▶ _Exercise_
In the entries below, find the lines with the word "title" and copy them.

▶ _Records for this exercise_
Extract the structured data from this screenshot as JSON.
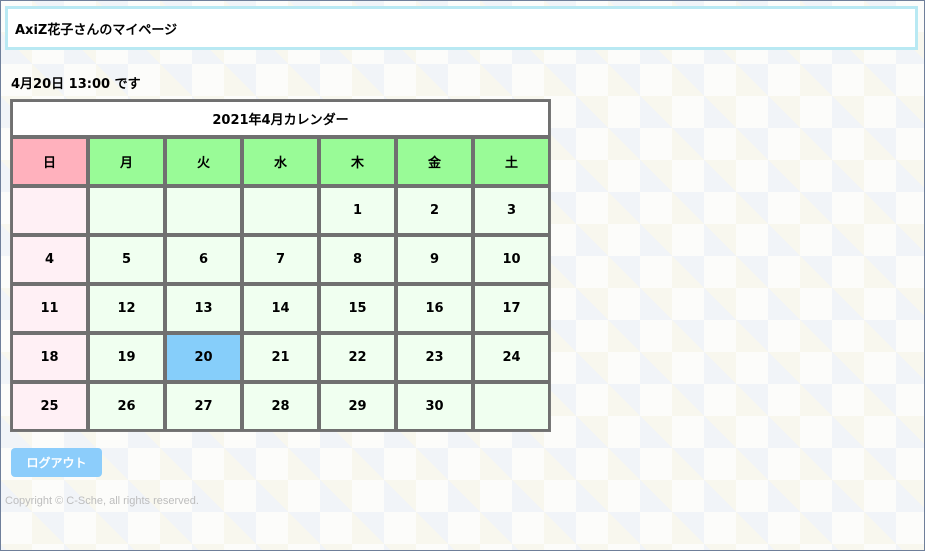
{
  "header": {
    "title": "AxiZ花子さんのマイページ"
  },
  "datetime": "4月20日 13:00 です",
  "calendar": {
    "title": "2021年4月カレンダー",
    "weekdays": [
      "日",
      "月",
      "火",
      "水",
      "木",
      "金",
      "土"
    ],
    "weeks": [
      [
        "",
        "",
        "",
        "",
        "1",
        "2",
        "3"
      ],
      [
        "4",
        "5",
        "6",
        "7",
        "8",
        "9",
        "10"
      ],
      [
        "11",
        "12",
        "13",
        "14",
        "15",
        "16",
        "17"
      ],
      [
        "18",
        "19",
        "20",
        "21",
        "22",
        "23",
        "24"
      ],
      [
        "25",
        "26",
        "27",
        "28",
        "29",
        "30",
        ""
      ]
    ],
    "today": "20",
    "colors": {
      "sunday_header": "#ffb1bd",
      "weekday_header": "#99fb97",
      "sunday_cell": "#fff0f5",
      "day_cell": "#f0fff0",
      "today_cell": "#86cefa"
    }
  },
  "logout_label": "ログアウト",
  "copyright": "Copyright © C-Sche, all rights reserved."
}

▶ _Exercise response_
    "title": "AxiZ花子さんのマイページ"
    "title": "2021年4月カレンダー",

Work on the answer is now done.